* [Work instruction A] From the article on the Israeli election, quote word for word everything from "Israeli voters head" down to "Bank if re-elected.".
* [Work instruction B] Extend the article on the Israeli election past its last sentence.

* [Selected text]
Israeli voters head to the polls on Tuesday in an election largely seen as a referendum on Prime Minister Benjamin Netanyahu, amid backlash over his plans to annex more land in the occupied West Bank if re-elected.
It's the second time in just five months that voters are heading to the polls to choose their new government.
Yet these elections seem less about the government than the man who's been prime minister for the past decade.
"What's at stake is Benjamin Netanyahu's political future," comments Emmanuel Navon, a professor of international relations at Tel Aviv University.
Netanyahu is hoping to obtain enough votes to form a governing coalition –something he failed to do in last April's closely fought snap election.
However, it will be a long shot.
"It's very unlikely, according to most polls, that he will get 61 seats to form a coalition without the party of Avigdor Lieberman," Navon told RFI.
Cleaning up politics
Lieberman, a Netanyahu ally-turned-rival, caused his former friend's current woes by refusing to join Netanyahu's coalition government in April, robbing him of a majority.
The former defence minister and secularist politician had sought guarantees that ultra-Orthodox religious students, who are largely exempt from conscription, would be forced to serve in the army. When Lieberman's plan failed, Netanyahu forced the Knesset to dissolve, triggering repeat elections and giving him another chance.
However, the prime minister, who leads the right-wing Likud party, is facing his toughest competitor in years in Benny Gantz.
The leader of the centrist Blue and White party has campaigned on a platform to clean up politics.
“Vote for me: I'm meaner than Netanyahu, but I'm clean,” the left-wing newspaper Haaretz joked earlier this year, paraphrasing Gantz, who has hit hard on his rival's legal woes.
Netanyahu faces a pre-indictment hearing in October on charges of fraud, breach of trust and bribery.
Immunity on the line
Although Netanyahu denies all charges, it is widely believed that he hopes to be able to form a narrow coalition of hardline and religious parties willing to grant him immunity from prosecution.
"The only way for him to push off an indictment would be to have a narrow right wing coalition to clear the 61-threshold," says Navon, who insists this outcome remains unlikely.
"The most likely scenario would be a wide, unity government between Likud, Blue and White and most likely the party of Avigdor Lieberman. But both Blue and White and Lieberman are demanding the departure of Netanyahu in order to join such a coalition," he says.

* [Study material]
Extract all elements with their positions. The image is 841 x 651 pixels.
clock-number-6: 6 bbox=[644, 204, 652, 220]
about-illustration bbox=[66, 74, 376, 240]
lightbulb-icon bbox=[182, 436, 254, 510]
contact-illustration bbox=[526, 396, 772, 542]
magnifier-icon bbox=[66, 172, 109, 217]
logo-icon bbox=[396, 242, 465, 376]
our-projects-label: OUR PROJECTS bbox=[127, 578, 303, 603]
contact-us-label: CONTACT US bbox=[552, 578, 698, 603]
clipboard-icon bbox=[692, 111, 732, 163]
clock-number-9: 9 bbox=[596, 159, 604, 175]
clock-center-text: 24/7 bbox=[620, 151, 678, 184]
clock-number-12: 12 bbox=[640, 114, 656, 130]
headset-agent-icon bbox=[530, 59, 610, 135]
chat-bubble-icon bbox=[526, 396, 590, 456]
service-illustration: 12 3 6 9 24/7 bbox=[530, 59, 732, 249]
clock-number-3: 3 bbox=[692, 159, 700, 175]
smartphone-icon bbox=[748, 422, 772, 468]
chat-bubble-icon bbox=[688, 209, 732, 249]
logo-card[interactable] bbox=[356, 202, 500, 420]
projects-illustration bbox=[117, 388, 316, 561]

* [Task response A]
Israeli voters head to the polls on Tuesday in an election largely seen as a referendum on Prime Minister Benjamin Netanyahu, amid backlash over his plans to annex more land in the occupied West Bank if re-elected.

* [Task response B]
Both coalition partners would effectively block legislation granting Netanyahu immunity from prosecution, leaving his future in the hands of the Attorney General, expected to decide whether to formally charge him before the end of the year.
Analysts are predicting a relatively low turnout this time around, with voters not keen on having two elections in one year.
Annexing West Bank
"I think a lot of Israelis are not going to bother to vote because they feel this is a waste of their time," reckons Navon. "The issue at stake is really the survival of Netanyahu, so a lot of Israelis are simply not going to show up on Election Day."
Fearing the end of his 10 year tenure – the longest of any Israeli PM – Netanyahu has made divisive and potentially explosive promises, including plans to annex all illegal Israeli settlements in the occupied West Bank beyond the Jordan Valley if re-elected.
"What he's trying to do is convince voters from the right who might not bother to come to the polls by promising them things that are important to them in terms of annexation," comments Navon.
The move, for decades considered a deal-breaker scenario for Palestinians' aspirations of statehood, was condemned on Monday by French President Emmanuel Macron and Jordan's King Abdullah II, who insisted in statement that a "two-state solution was the only solution to the Israeli-Palestinian conflict".
"It's a desperate attempt to try and convince voters from the right to vote for his Likud party," adds Navon, although he doubts this will counter voter apathy.